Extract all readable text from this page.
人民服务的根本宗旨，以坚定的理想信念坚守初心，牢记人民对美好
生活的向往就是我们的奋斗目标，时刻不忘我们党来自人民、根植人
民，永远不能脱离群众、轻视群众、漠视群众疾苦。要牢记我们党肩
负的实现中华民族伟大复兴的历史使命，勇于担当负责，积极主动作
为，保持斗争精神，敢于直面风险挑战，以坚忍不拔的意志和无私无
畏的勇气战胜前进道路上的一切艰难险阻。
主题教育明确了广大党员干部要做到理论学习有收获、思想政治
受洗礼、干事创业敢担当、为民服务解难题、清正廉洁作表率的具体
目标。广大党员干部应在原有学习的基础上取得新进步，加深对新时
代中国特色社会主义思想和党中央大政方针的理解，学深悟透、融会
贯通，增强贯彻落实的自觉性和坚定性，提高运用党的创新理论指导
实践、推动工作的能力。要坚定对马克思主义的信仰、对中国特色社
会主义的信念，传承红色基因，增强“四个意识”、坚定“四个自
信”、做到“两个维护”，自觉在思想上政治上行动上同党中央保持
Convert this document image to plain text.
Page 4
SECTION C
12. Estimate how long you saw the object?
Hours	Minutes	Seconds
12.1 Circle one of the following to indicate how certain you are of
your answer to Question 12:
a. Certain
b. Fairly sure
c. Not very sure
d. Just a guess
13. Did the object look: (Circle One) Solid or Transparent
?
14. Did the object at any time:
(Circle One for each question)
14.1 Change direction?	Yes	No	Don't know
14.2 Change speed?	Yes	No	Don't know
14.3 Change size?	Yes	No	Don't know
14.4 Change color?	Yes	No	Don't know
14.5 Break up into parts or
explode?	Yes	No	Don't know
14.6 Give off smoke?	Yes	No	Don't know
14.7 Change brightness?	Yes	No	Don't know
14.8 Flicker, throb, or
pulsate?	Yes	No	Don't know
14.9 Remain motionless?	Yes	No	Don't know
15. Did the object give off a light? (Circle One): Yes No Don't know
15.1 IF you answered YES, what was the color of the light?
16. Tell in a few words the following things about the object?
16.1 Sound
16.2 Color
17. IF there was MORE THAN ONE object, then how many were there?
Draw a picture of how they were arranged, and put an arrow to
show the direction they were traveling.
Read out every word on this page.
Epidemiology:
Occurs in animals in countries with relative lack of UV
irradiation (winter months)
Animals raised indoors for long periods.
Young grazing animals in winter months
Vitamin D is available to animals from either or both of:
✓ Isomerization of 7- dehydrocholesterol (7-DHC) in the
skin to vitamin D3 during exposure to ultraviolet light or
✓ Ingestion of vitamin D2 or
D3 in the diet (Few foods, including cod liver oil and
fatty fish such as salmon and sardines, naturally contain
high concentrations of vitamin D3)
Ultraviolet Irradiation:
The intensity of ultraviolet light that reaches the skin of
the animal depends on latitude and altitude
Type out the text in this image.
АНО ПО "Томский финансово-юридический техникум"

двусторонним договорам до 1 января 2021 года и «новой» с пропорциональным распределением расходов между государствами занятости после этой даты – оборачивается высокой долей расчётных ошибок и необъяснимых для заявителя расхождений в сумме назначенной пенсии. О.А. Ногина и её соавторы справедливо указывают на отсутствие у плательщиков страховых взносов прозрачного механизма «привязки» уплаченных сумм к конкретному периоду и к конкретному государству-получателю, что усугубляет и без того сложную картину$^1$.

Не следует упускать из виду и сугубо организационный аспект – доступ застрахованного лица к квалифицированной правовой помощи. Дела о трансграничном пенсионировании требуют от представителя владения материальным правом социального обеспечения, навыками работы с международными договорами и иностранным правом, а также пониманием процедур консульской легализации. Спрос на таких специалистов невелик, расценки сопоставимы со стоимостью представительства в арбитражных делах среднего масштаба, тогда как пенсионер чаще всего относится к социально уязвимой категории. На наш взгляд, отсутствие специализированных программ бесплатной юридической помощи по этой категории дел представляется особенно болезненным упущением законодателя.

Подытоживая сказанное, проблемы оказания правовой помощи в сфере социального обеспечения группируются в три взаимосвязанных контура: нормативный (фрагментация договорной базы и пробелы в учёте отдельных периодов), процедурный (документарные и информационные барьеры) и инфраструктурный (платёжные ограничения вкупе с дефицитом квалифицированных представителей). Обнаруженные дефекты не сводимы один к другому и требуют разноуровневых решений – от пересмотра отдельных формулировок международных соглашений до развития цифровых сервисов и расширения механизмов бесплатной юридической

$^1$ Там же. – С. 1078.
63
* * * * * * *
• _WHAT YOU SHOULD DO_:
Repeat every entry word for word.

• _SOLVED PROBLEM_:
Extract all readable text from this page.
人民服务的根本宗旨，以坚定的理想信念坚守初心，牢记人民对美好
生活的向往就是我们的奋斗目标，时刻不忘我们党来自人民、根植人
民，永远不能脱离群众、轻视群众、漠视群众疾苦。要牢记我们党肩
负的实现中华民族伟大复兴的历史使命，勇于担当负责，积极主动作
为，保持斗争精神，敢于直面风险挑战，以坚忍不拔的意志和无私无
畏的勇气战胜前进道路上的一切艰难险阻。
主题教育明确了广大党员干部要做到理论学习有收获、思想政治
受洗礼、干事创业敢担当、为民服务解难题、清正廉洁作表率的具体
目标。广大党员干部应在原有学习的基础上取得新进步，加深对新时
代中国特色社会主义思想和党中央大政方针的理解，学深悟透、融会
贯通，增强贯彻落实的自觉性和坚定性，提高运用党的创新理论指导
实践、推动工作的能力。要坚定对马克思主义的信仰、对中国特色社
会主义的信念，传承红色基因，增强“四个意识”、坚定“四个自
信”、做到“两个维护”，自觉在思想上政治上行动上同党中央保持
Convert this document image to plain text.
Page 4
SECTION C
12. Estimate how long you saw the object?
Hours	Minutes	Seconds
12.1 Circle one of the following to indicate how certain you are of
your answer to Question 12:
a. Certain
b. Fairly sure
c. Not very sure
d. Just a guess
13. Did the object look: (Circle One) Solid or Transparent
?
14. Did the object at any time:
(Circle One for each question)
14.1 Change direction?	Yes	No	Don't know
14.2 Change speed?	Yes	No	Don't know
14.3 Change size?	Yes	No	Don't know
14.4 Change color?	Yes	No	Don't know
14.5 Break up into parts or
explode?	Yes	No	Don't know
14.6 Give off smoke?	Yes	No	Don't know
14.7 Change brightness?	Yes	No	Don't know
14.8 Flicker, throb, or
pulsate?	Yes	No	Don't know
14.9 Remain motionless?	Yes	No	Don't know
15. Did the object give off a light? (Circle One): Yes No Don't know
15.1 IF you answered YES, what was the color of the light?
16. Tell in a few words the following things about the object?
16.1 Sound
16.2 Color
17. IF there was MORE THAN ONE object, then how many were there?
Draw a picture of how they were arranged, and put an arrow to
show the direction they were traveling.
Read out every word on this page.
Epidemiology:
Occurs in animals in countries with relative lack of UV
irradiation (winter months)
Animals raised indoors for long periods.
Young grazing animals in winter months
Vitamin D is available to animals from either or both of:
✓ Isomerization of 7- dehydrocholesterol (7-DHC) in the
skin to vitamin D3 during exposure to ultraviolet light or
✓ Ingestion of vitamin D2 or
D3 in the diet (Few foods, including cod liver oil and
fatty fish such as salmon and sardines, naturally contain
high concentrations of vitamin D3)
Ultraviolet Irradiation:
The intensity of ultraviolet light that reaches the skin of
the animal depends on latitude and altitude
Type out the text in this image.
АНО ПО "Томский финансово-юридический техникум"

двусторонним договорам до 1 января 2021 года и «новой» с пропорциональным распределением расходов между государствами занятости после этой даты – оборачивается высокой долей расчётных ошибок и необъяснимых для заявителя расхождений в сумме назначенной пенсии. О.А. Ногина и её соавторы справедливо указывают на отсутствие у плательщиков страховых взносов прозрачного механизма «привязки» уплаченных сумм к конкретному периоду и к конкретному государству-получателю, что усугубляет и без того сложную картину$^1$.

Не следует упускать из виду и сугубо организационный аспект – доступ застрахованного лица к квалифицированной правовой помощи. Дела о трансграничном пенсионировании требуют от представителя владения материальным правом социального обеспечения, навыками работы с международными договорами и иностранным правом, а также пониманием процедур консульской легализации. Спрос на таких специалистов невелик, расценки сопоставимы со стоимостью представительства в арбитражных делах среднего масштаба, тогда как пенсионер чаще всего относится к социально уязвимой категории. На наш взгляд, отсутствие специализированных программ бесплатной юридической помощи по этой категории дел представляется особенно болезненным упущением законодателя.

Подытоживая сказанное, проблемы оказания правовой помощи в сфере социального обеспечения группируются в три взаимосвязанных контура: нормативный (фрагментация договорной базы и пробелы в учёте отдельных периодов), процедурный (документарные и информационные барьеры) и инфраструктурный (платёжные ограничения вкупе с дефицитом квалифицированных представителей). Обнаруженные дефекты не сводимы один к другому и требуют разноуровневых решений – от пересмотра отдельных формулировок международных соглашений до развития цифровых сервисов и расширения механизмов бесплатной юридической

$^1$ Там же. – С. 1078.
63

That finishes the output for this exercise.